'''

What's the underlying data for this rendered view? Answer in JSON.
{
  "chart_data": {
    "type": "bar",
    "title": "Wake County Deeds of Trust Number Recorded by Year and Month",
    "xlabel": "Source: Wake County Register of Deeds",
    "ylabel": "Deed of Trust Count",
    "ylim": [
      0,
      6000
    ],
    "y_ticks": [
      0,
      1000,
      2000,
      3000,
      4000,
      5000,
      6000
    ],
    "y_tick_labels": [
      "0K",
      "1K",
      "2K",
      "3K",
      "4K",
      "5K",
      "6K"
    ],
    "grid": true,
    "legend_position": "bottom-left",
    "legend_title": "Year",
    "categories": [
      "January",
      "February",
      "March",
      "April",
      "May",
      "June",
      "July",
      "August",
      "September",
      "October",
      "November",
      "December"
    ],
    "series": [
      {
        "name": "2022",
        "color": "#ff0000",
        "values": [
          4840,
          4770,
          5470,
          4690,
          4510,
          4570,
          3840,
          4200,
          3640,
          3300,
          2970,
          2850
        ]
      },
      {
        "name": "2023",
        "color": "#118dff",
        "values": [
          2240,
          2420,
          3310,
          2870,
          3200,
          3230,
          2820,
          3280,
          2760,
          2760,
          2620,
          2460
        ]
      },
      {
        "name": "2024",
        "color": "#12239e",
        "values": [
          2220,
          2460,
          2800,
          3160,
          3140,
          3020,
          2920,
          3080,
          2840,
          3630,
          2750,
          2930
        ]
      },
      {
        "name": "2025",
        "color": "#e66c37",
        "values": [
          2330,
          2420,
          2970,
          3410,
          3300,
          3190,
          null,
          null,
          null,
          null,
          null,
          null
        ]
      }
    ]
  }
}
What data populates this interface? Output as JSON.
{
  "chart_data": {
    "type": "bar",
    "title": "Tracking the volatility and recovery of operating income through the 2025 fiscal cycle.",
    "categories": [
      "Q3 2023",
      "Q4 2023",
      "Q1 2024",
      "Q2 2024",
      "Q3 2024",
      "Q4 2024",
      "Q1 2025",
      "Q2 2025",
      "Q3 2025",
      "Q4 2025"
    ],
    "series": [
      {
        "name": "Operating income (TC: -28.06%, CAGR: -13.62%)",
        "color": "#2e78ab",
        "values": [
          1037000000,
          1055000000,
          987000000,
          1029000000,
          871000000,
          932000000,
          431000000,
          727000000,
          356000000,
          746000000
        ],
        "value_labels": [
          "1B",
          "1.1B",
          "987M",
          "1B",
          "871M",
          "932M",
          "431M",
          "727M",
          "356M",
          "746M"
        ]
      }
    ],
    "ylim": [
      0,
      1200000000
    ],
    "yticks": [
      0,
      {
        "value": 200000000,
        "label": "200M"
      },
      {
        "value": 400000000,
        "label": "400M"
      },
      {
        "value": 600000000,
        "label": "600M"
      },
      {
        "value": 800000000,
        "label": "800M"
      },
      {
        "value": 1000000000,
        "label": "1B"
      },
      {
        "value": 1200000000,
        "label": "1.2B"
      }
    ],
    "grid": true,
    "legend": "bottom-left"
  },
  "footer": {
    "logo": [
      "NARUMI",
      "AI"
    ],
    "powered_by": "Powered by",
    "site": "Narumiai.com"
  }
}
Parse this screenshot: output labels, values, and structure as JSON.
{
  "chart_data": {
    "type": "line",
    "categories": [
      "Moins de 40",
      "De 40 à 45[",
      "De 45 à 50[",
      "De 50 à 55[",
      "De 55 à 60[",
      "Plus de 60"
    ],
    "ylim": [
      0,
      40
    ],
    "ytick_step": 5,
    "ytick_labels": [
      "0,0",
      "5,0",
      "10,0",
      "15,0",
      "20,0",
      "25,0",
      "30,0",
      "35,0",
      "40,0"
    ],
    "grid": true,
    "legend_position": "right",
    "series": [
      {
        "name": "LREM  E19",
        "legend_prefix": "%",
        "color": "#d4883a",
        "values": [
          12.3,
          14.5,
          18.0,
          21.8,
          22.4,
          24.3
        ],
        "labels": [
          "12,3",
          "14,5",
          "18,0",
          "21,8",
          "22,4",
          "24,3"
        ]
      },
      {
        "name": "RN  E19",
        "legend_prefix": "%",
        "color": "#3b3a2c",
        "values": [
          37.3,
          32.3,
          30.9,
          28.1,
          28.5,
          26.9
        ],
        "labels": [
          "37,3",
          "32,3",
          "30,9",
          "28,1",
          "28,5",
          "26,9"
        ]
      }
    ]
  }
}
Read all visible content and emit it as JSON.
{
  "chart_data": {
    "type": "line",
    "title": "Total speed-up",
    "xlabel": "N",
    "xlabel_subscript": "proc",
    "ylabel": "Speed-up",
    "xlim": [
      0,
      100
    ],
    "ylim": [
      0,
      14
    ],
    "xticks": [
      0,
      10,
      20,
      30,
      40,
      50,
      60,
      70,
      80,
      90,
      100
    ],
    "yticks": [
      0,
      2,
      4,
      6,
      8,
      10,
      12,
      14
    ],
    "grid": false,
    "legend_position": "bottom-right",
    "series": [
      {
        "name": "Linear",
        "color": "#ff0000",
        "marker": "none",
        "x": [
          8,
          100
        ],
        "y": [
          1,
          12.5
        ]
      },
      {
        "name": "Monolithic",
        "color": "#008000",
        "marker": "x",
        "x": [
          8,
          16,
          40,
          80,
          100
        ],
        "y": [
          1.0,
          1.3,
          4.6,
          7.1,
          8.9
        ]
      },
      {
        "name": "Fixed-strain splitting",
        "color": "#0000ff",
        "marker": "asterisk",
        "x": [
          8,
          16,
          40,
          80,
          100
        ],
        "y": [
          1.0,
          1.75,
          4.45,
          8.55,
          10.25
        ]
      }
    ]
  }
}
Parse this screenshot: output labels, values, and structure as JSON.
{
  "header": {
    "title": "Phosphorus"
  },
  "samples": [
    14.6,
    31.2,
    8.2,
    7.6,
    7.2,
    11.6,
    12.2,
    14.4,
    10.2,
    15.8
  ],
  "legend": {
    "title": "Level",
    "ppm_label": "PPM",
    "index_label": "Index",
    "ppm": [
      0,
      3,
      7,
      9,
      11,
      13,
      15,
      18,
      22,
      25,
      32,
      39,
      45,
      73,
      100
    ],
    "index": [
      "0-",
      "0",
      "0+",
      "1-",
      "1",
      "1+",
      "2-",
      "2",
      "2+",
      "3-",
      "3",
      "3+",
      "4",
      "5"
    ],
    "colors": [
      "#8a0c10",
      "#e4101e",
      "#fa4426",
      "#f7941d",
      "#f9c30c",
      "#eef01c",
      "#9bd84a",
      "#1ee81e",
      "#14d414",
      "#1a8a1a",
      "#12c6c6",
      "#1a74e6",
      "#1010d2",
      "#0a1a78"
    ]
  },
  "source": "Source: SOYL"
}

'''

Nothing should be changed: write out all of the data as is.

What's the underlying data for this rendered view? Answer in JSON.
{
  "chart_data": {
    "type": "bar",
    "title": "Wake County Deeds of Trust Number Recorded by Year and Month",
    "xlabel": "Source: Wake County Register of Deeds",
    "ylabel": "Deed of Trust Count",
    "ylim": [
      0,
      6000
    ],
    "y_ticks": [
      0,
      1000,
      2000,
      3000,
      4000,
      5000,
      6000
    ],
    "y_tick_labels": [
      "0K",
      "1K",
      "2K",
      "3K",
      "4K",
      "5K",
      "6K"
    ],
    "grid": true,
    "legend_position": "bottom-left",
    "legend_title": "Year",
    "categories": [
      "January",
      "February",
      "March",
      "April",
      "May",
      "June",
      "July",
      "August",
      "September",
      "October",
      "November",
      "December"
    ],
    "series": [
      {
        "name": "2022",
        "color": "#ff0000",
        "values": [
          4840,
          4770,
          5470,
          4690,
          4510,
          4570,
          3840,
          4200,
          3640,
          3300,
          2970,
          2850
        ]
      },
      {
        "name": "2023",
        "color": "#118dff",
        "values": [
          2240,
          2420,
          3310,
          2870,
          3200,
          3230,
          2820,
          3280,
          2760,
          2760,
          2620,
          2460
        ]
      },
      {
        "name": "2024",
        "color": "#12239e",
        "values": [
          2220,
          2460,
          2800,
          3160,
          3140,
          3020,
          2920,
          3080,
          2840,
          3630,
          2750,
          2930
        ]
      },
      {
        "name": "2025",
        "color": "#e66c37",
        "values": [
          2330,
          2420,
          2970,
          3410,
          3300,
          3190,
          null,
          null,
          null,
          null,
          null,
          null
        ]
      }
    ]
  }
}
What data populates this interface? Output as JSON.
{
  "chart_data": {
    "type": "bar",
    "title": "Tracking the volatility and recovery of operating income through the 2025 fiscal cycle.",
    "categories": [
      "Q3 2023",
      "Q4 2023",
      "Q1 2024",
      "Q2 2024",
      "Q3 2024",
      "Q4 2024",
      "Q1 2025",
      "Q2 2025",
      "Q3 2025",
      "Q4 2025"
    ],
    "series": [
      {
        "name": "Operating income (TC: -28.06%, CAGR: -13.62%)",
        "color": "#2e78ab",
        "values": [
          1037000000,
          1055000000,
          987000000,
          1029000000,
          871000000,
          932000000,
          431000000,
          727000000,
          356000000,
          746000000
        ],
        "value_labels": [
          "1B",
          "1.1B",
          "987M",
          "1B",
          "871M",
          "932M",
          "431M",
          "727M",
          "356M",
          "746M"
        ]
      }
    ],
    "ylim": [
      0,
      1200000000
    ],
    "yticks": [
      0,
      {
        "value": 200000000,
        "label": "200M"
      },
      {
        "value": 400000000,
        "label": "400M"
      },
      {
        "value": 600000000,
        "label": "600M"
      },
      {
        "value": 800000000,
        "label": "800M"
      },
      {
        "value": 1000000000,
        "label": "1B"
      },
      {
        "value": 1200000000,
        "label": "1.2B"
      }
    ],
    "grid": true,
    "legend": "bottom-left"
  },
  "footer": {
    "logo": [
      "NARUMI",
      "AI"
    ],
    "powered_by": "Powered by",
    "site": "Narumiai.com"
  }
}
Parse this screenshot: output labels, values, and structure as JSON.
{
  "chart_data": {
    "type": "line",
    "categories": [
      "Moins de 40",
      "De 40 à 45[",
      "De 45 à 50[",
      "De 50 à 55[",
      "De 55 à 60[",
      "Plus de 60"
    ],
    "ylim": [
      0,
      40
    ],
    "ytick_step": 5,
    "ytick_labels": [
      "0,0",
      "5,0",
      "10,0",
      "15,0",
      "20,0",
      "25,0",
      "30,0",
      "35,0",
      "40,0"
    ],
    "grid": true,
    "legend_position": "right",
    "series": [
      {
        "name": "LREM  E19",
        "legend_prefix": "%",
        "color": "#d4883a",
        "values": [
          12.3,
          14.5,
          18.0,
          21.8,
          22.4,
          24.3
        ],
        "labels": [
          "12,3",
          "14,5",
          "18,0",
          "21,8",
          "22,4",
          "24,3"
        ]
      },
      {
        "name": "RN  E19",
        "legend_prefix": "%",
        "color": "#3b3a2c",
        "values": [
          37.3,
          32.3,
          30.9,
          28.1,
          28.5,
          26.9
        ],
        "labels": [
          "37,3",
          "32,3",
          "30,9",
          "28,1",
          "28,5",
          "26,9"
        ]
      }
    ]
  }
}
Read all visible content and emit it as JSON.
{
  "chart_data": {
    "type": "line",
    "title": "Total speed-up",
    "xlabel": "N",
    "xlabel_subscript": "proc",
    "ylabel": "Speed-up",
    "xlim": [
      0,
      100
    ],
    "ylim": [
      0,
      14
    ],
    "xticks": [
      0,
      10,
      20,
      30,
      40,
      50,
      60,
      70,
      80,
      90,
      100
    ],
    "yticks": [
      0,
      2,
      4,
      6,
      8,
      10,
      12,
      14
    ],
    "grid": false,
    "legend_position": "bottom-right",
    "series": [
      {
        "name": "Linear",
        "color": "#ff0000",
        "marker": "none",
        "x": [
          8,
          100
        ],
        "y": [
          1,
          12.5
        ]
      },
      {
        "name": "Monolithic",
        "color": "#008000",
        "marker": "x",
        "x": [
          8,
          16,
          40,
          80,
          100
        ],
        "y": [
          1.0,
          1.3,
          4.6,
          7.1,
          8.9
        ]
      },
      {
        "name": "Fixed-strain splitting",
        "color": "#0000ff",
        "marker": "asterisk",
        "x": [
          8,
          16,
          40,
          80,
          100
        ],
        "y": [
          1.0,
          1.75,
          4.45,
          8.55,
          10.25
        ]
      }
    ]
  }
}
Parse this screenshot: output labels, values, and structure as JSON.
{
  "header": {
    "title": "Phosphorus"
  },
  "samples": [
    14.6,
    31.2,
    8.2,
    7.6,
    7.2,
    11.6,
    12.2,
    14.4,
    10.2,
    15.8
  ],
  "legend": {
    "title": "Level",
    "ppm_label": "PPM",
    "index_label": "Index",
    "ppm": [
      0,
      3,
      7,
      9,
      11,
      13,
      15,
      18,
      22,
      25,
      32,
      39,
      45,
      73,
      100
    ],
    "index": [
      "0-",
      "0",
      "0+",
      "1-",
      "1",
      "1+",
      "2-",
      "2",
      "2+",
      "3-",
      "3",
      "3+",
      "4",
      "5"
    ],
    "colors": [
      "#8a0c10",
      "#e4101e",
      "#fa4426",
      "#f7941d",
      "#f9c30c",
      "#eef01c",
      "#9bd84a",
      "#1ee81e",
      "#14d414",
      "#1a8a1a",
      "#12c6c6",
      "#1a74e6",
      "#1010d2",
      "#0a1a78"
    ]
  },
  "source": "Source: SOYL"
}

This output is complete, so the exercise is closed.